**What to work on**
Using the data beneath, show every line that includes the word "research".

──────── Given information

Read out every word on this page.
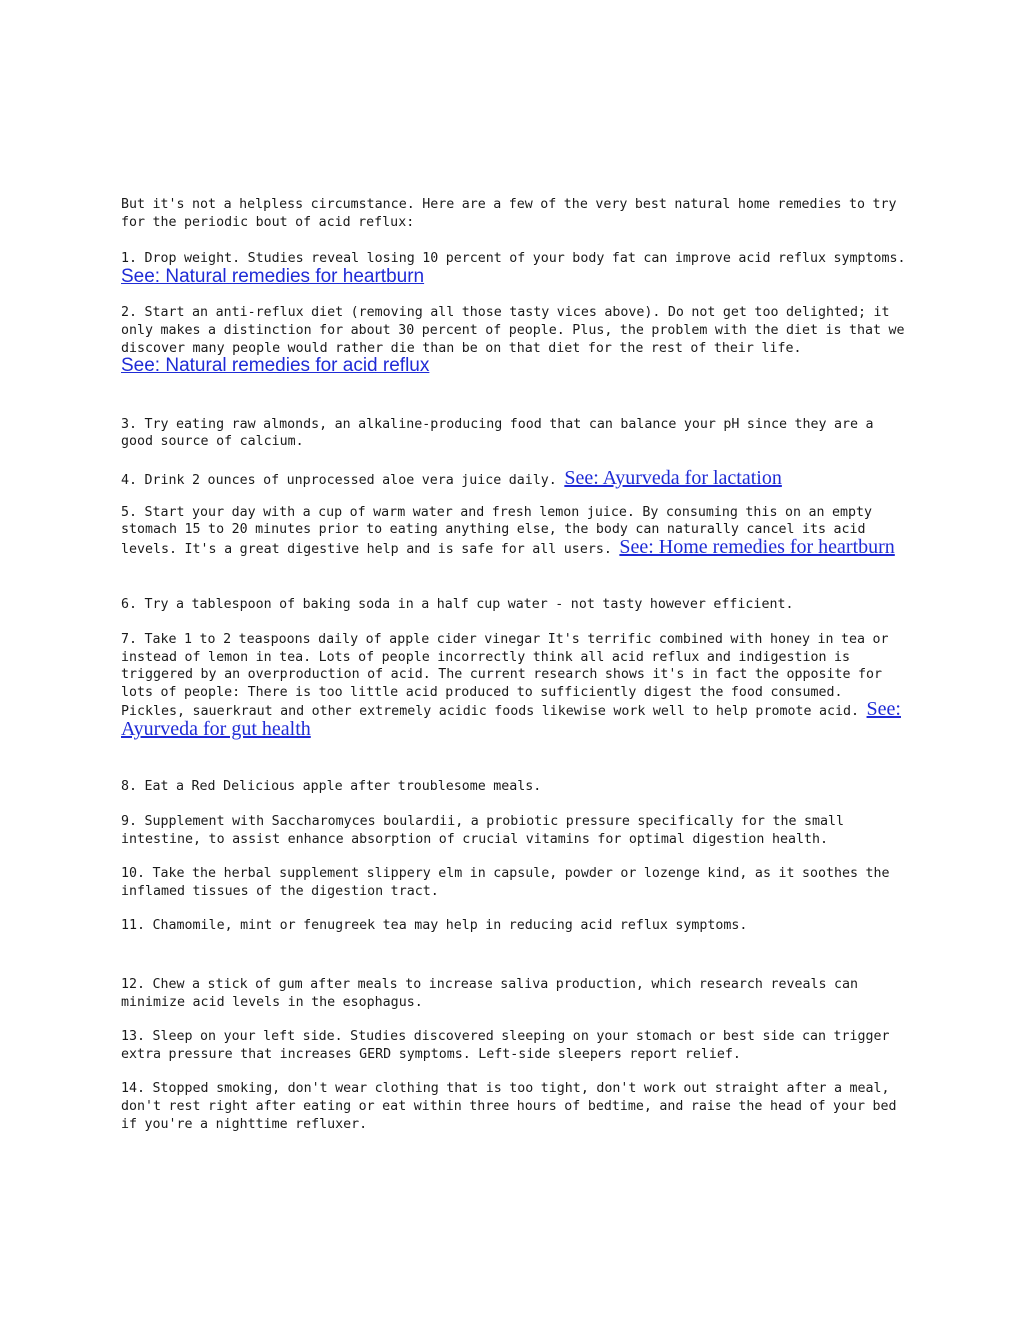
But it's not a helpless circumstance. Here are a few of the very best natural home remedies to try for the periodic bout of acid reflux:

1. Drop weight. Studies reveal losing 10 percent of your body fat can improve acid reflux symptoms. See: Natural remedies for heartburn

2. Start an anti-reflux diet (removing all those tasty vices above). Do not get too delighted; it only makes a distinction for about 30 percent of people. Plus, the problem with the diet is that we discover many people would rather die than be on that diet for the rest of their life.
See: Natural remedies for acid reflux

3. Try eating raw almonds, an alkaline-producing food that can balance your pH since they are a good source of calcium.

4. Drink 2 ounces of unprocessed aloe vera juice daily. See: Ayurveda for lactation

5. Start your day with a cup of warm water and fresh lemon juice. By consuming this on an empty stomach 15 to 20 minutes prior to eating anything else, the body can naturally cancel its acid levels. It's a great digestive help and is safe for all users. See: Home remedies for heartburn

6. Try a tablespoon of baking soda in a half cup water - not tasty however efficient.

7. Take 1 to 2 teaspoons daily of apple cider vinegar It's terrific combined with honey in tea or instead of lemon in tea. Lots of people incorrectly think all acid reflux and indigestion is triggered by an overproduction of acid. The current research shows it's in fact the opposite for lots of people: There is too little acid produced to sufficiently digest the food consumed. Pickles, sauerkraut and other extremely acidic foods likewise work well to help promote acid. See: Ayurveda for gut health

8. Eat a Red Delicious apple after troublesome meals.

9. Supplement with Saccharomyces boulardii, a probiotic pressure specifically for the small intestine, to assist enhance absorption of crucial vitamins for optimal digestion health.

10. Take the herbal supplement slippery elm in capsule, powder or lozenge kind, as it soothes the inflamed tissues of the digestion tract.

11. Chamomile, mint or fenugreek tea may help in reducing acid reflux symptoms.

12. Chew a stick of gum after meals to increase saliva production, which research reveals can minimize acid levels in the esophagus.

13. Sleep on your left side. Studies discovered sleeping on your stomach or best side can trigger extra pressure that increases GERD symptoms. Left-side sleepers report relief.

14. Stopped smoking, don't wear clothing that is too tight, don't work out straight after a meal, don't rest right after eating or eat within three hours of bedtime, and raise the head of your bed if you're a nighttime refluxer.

────────────────
──────── Given information

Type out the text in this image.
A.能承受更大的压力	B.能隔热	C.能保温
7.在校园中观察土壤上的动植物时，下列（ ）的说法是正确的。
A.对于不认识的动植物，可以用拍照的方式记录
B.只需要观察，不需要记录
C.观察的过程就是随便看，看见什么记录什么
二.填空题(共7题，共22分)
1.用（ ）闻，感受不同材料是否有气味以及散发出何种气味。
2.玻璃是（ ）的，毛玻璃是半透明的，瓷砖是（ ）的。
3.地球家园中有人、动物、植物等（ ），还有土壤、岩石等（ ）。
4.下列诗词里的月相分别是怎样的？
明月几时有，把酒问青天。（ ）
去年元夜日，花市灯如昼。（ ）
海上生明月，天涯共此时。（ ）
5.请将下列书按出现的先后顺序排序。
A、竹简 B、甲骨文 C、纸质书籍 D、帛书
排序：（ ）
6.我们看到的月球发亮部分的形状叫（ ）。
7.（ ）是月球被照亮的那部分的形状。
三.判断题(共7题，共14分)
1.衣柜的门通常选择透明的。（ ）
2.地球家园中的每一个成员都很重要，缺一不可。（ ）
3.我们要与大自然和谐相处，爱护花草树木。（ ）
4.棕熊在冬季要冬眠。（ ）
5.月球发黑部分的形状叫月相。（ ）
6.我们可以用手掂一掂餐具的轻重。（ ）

────────────────

**Finished exercise**
7. Take 1 to 2 teaspoons daily of apple cider vinegar It's terrific combined with honey in tea or instead of lemon in tea. Lots of people incorrectly think all acid reflux and indigestion is triggered by an overproduction of acid. The current research shows it's in fact the opposite for lots of people: There is too little acid produced to sufficiently digest the food consumed. Pickles, sauerkraut and other extremely acidic foods likewise work well to help promote acid. See: Ayurveda for gut health
12. Chew a stick of gum after meals to increase saliva production, which research reveals can minimize acid levels in the esophagus.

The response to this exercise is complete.